INSTRUCTION: Repeat each of these rows word for word.

EXERCISE DATA:
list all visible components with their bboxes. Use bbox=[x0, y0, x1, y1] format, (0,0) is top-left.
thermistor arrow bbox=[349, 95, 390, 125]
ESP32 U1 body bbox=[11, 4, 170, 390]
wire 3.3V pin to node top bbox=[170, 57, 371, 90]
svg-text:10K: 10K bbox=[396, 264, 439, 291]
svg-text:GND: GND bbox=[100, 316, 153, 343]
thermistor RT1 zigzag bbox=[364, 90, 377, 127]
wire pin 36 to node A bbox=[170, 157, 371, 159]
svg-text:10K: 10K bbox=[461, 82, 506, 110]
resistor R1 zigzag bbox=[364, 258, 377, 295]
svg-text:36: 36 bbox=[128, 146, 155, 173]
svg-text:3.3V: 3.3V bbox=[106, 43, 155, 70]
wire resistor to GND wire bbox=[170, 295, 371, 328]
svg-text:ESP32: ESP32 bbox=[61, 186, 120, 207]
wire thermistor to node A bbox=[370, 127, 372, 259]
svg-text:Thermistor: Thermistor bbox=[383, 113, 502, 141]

ANSWER BELOW:
list all visible components with their bboxes. Use bbox=[x0, y0, x1, y1] format, (0,0) is top-left.
thermistor arrow bbox=[349, 95, 390, 125]
ESP32 U1 body bbox=[11, 4, 170, 390]
wire 3.3V pin to node top bbox=[170, 57, 371, 90]
svg-text:10K: 10K bbox=[396, 264, 439, 291]
svg-text:GND: GND bbox=[100, 316, 153, 343]
thermistor RT1 zigzag bbox=[364, 90, 377, 127]
wire pin 36 to node A bbox=[170, 157, 371, 159]
svg-text:10K: 10K bbox=[461, 82, 506, 110]
resistor R1 zigzag bbox=[364, 258, 377, 295]
svg-text:36: 36 bbox=[128, 146, 155, 173]
svg-text:3.3V: 3.3V bbox=[106, 43, 155, 70]
wire resistor to GND wire bbox=[170, 295, 371, 328]
svg-text:ESP32: ESP32 bbox=[61, 186, 120, 207]
wire thermistor to node A bbox=[370, 127, 372, 259]
svg-text:Thermistor: Thermistor bbox=[383, 113, 502, 141]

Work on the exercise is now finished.